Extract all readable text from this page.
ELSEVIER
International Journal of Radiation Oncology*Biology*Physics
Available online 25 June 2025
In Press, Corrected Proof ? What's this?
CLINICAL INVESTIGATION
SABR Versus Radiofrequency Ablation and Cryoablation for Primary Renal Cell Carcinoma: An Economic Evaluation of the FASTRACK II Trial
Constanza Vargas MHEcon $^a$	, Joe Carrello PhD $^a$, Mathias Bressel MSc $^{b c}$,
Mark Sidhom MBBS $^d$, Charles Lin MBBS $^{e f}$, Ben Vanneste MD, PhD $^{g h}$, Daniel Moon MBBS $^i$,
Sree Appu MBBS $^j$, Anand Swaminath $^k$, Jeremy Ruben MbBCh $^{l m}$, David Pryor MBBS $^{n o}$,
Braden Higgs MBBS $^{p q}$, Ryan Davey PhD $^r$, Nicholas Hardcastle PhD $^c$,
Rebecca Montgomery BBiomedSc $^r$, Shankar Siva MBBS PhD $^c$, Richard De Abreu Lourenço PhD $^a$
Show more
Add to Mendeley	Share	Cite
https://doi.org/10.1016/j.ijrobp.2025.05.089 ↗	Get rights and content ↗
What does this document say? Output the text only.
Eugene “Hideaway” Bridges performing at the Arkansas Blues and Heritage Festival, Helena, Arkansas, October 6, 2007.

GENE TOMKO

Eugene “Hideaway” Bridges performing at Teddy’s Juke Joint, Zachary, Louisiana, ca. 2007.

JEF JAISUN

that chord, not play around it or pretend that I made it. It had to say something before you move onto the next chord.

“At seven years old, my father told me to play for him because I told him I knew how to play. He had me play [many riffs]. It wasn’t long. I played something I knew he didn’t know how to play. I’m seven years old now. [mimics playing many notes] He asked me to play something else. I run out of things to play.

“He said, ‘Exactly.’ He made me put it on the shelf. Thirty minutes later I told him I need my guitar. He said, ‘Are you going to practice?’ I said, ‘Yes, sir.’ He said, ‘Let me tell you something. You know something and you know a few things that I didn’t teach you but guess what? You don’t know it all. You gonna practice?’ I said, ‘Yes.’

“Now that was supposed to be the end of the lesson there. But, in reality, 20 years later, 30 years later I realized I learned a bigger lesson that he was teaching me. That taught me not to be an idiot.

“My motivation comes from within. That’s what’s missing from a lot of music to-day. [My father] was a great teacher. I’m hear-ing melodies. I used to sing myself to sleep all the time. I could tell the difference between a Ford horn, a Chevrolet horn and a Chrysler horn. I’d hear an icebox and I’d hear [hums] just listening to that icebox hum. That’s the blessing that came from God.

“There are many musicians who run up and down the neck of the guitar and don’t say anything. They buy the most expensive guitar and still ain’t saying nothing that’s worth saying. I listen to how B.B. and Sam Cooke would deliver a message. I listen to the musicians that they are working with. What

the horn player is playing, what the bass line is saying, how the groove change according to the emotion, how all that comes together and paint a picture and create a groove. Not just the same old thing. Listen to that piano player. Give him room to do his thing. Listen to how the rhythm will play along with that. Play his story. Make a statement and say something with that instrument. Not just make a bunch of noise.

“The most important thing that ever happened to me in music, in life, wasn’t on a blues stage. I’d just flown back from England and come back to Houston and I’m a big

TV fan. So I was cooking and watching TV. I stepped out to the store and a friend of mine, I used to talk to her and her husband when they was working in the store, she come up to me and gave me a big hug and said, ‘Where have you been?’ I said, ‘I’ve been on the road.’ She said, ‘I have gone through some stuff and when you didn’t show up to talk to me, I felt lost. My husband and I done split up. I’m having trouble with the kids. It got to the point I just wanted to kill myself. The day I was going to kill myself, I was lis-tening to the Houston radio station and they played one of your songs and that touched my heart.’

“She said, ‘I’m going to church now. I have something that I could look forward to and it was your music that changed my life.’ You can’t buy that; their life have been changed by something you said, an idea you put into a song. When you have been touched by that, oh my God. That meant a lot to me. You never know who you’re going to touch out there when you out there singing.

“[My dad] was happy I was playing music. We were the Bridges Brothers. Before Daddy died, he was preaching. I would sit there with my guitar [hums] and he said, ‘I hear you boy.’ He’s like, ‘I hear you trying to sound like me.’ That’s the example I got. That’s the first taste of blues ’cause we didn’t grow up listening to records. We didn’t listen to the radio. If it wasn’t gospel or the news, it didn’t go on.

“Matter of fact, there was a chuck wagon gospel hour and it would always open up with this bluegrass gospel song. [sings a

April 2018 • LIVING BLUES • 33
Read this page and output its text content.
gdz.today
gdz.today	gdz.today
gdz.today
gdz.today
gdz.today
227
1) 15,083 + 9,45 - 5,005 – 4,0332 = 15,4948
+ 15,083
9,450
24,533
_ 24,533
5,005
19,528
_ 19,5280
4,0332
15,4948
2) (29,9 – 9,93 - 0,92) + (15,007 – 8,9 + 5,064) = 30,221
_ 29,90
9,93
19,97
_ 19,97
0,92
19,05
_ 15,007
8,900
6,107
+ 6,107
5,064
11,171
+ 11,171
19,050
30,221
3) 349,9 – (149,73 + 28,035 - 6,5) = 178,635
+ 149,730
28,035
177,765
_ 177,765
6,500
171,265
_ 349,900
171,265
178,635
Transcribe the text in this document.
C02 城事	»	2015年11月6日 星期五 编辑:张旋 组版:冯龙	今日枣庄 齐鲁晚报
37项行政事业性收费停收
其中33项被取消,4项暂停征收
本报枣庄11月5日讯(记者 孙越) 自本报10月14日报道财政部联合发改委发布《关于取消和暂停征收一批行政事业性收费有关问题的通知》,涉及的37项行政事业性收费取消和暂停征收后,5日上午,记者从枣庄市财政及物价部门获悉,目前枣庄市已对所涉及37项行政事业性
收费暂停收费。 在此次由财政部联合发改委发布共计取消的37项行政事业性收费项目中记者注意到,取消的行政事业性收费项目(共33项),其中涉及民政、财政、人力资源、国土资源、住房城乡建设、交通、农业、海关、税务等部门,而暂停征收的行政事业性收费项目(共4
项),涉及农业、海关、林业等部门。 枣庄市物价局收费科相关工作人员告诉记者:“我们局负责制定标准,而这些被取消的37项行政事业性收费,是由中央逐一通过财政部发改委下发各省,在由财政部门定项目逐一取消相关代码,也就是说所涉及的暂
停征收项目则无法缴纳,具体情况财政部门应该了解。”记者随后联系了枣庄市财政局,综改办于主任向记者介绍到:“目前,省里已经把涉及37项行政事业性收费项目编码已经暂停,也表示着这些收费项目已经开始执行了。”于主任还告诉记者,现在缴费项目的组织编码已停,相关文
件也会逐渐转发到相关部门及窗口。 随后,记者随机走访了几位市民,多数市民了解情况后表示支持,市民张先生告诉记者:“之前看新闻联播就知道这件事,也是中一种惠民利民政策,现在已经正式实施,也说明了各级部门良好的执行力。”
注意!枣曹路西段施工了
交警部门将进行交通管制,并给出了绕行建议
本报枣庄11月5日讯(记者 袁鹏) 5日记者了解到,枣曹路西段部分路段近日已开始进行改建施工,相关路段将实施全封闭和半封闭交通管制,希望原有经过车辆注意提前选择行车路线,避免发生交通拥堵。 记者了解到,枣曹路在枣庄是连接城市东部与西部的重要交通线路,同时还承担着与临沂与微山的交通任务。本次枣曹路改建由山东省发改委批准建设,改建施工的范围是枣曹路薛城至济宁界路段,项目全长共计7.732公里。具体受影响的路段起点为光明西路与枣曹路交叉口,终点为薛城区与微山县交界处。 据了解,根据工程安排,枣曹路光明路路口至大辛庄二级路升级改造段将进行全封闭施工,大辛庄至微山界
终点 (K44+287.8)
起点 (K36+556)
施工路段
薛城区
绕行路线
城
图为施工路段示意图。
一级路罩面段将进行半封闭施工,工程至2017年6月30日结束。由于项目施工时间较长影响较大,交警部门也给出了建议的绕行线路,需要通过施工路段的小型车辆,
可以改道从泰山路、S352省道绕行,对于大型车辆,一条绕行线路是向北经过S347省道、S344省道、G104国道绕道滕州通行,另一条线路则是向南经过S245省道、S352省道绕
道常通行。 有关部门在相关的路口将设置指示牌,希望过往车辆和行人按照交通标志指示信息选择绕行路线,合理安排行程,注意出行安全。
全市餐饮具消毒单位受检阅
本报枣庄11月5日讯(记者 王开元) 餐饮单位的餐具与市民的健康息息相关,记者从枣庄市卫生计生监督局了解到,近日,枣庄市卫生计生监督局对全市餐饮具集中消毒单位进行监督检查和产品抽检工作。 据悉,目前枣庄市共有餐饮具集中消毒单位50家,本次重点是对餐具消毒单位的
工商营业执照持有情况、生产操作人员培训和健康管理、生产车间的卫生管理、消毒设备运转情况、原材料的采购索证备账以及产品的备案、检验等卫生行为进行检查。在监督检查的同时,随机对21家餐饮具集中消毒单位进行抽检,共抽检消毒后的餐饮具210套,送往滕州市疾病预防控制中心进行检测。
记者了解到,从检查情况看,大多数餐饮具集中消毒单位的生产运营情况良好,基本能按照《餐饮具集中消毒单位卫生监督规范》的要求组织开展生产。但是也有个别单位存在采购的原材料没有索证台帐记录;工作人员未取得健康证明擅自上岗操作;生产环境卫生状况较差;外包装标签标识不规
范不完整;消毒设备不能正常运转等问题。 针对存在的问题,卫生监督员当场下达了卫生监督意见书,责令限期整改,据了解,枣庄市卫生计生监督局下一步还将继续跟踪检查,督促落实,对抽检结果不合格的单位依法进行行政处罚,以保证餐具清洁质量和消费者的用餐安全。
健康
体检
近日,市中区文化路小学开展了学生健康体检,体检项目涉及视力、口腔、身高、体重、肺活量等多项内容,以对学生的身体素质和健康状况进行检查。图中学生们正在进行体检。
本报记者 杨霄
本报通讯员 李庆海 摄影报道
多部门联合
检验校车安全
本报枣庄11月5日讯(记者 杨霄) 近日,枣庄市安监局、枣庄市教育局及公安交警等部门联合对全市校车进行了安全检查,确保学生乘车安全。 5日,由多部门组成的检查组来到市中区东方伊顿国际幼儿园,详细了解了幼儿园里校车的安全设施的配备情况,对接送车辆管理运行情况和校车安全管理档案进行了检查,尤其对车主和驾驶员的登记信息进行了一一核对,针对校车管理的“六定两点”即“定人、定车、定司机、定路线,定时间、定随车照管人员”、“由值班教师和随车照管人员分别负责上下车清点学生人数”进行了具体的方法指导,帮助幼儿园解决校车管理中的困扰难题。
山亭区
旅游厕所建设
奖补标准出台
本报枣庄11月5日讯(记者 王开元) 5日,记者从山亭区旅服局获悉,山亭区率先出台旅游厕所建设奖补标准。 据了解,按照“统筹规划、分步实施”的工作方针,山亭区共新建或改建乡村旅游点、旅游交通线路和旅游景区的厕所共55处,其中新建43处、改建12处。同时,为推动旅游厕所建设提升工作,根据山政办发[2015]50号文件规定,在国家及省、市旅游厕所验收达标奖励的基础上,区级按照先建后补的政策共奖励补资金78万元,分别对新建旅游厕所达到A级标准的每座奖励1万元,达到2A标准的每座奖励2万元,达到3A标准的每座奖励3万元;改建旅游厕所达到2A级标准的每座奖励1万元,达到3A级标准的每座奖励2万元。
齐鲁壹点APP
⁂
■ TASK STATEMENT
Copy every line of the listing containing the string "document".

■ ANSWER
What does this document say? Output the text only.
Transcribe the text in this document.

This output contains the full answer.